> GIVEN INFORMATION:
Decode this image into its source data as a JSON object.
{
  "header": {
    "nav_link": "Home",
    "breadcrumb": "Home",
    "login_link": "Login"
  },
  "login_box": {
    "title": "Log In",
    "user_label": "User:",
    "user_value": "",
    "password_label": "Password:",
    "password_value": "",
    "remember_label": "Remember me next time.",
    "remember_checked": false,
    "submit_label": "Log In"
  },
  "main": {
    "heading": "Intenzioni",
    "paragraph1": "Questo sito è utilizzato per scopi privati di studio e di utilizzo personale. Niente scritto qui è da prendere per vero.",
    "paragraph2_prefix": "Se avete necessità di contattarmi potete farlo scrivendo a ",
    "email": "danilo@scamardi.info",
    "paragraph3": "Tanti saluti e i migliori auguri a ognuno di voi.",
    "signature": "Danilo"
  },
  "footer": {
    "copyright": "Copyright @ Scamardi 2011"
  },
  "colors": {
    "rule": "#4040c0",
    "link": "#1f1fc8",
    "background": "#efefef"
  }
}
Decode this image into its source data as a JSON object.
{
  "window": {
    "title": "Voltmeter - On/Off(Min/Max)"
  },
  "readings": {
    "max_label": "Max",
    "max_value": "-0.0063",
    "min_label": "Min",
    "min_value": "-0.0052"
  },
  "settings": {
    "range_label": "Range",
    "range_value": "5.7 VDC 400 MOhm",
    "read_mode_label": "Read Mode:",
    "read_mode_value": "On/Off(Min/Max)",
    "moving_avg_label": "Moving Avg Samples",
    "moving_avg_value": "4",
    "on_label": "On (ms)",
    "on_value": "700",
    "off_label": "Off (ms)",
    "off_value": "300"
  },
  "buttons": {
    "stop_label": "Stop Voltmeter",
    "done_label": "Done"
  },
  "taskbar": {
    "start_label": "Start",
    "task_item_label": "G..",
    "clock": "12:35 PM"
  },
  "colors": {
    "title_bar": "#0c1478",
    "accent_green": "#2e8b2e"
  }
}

> PROBLEM TO SOLVE: Transcribe the data above in full, exactly.

> RESULT FOR THIS TASK:
Decode this image into its source data as a JSON object.
{
  "header": {
    "nav_link": "Home",
    "breadcrumb": "Home",
    "login_link": "Login"
  },
  "login_box": {
    "title": "Log In",
    "user_label": "User:",
    "user_value": "",
    "password_label": "Password:",
    "password_value": "",
    "remember_label": "Remember me next time.",
    "remember_checked": false,
    "submit_label": "Log In"
  },
  "main": {
    "heading": "Intenzioni",
    "paragraph1": "Questo sito è utilizzato per scopi privati di studio e di utilizzo personale. Niente scritto qui è da prendere per vero.",
    "paragraph2_prefix": "Se avete necessità di contattarmi potete farlo scrivendo a ",
    "email": "danilo@scamardi.info",
    "paragraph3": "Tanti saluti e i migliori auguri a ognuno di voi.",
    "signature": "Danilo"
  },
  "footer": {
    "copyright": "Copyright @ Scamardi 2011"
  },
  "colors": {
    "rule": "#4040c0",
    "link": "#1f1fc8",
    "background": "#efefef"
  }
}
Decode this image into its source data as a JSON object.
{
  "window": {
    "title": "Voltmeter - On/Off(Min/Max)"
  },
  "readings": {
    "max_label": "Max",
    "max_value": "-0.0063",
    "min_label": "Min",
    "min_value": "-0.0052"
  },
  "settings": {
    "range_label": "Range",
    "range_value": "5.7 VDC 400 MOhm",
    "read_mode_label": "Read Mode:",
    "read_mode_value": "On/Off(Min/Max)",
    "moving_avg_label": "Moving Avg Samples",
    "moving_avg_value": "4",
    "on_label": "On (ms)",
    "on_value": "700",
    "off_label": "Off (ms)",
    "off_value": "300"
  },
  "buttons": {
    "stop_label": "Stop Voltmeter",
    "done_label": "Done"
  },
  "taskbar": {
    "start_label": "Start",
    "task_item_label": "G..",
    "clock": "12:35 PM"
  },
  "colors": {
    "title_bar": "#0c1478",
    "accent_green": "#2e8b2e"
  }
}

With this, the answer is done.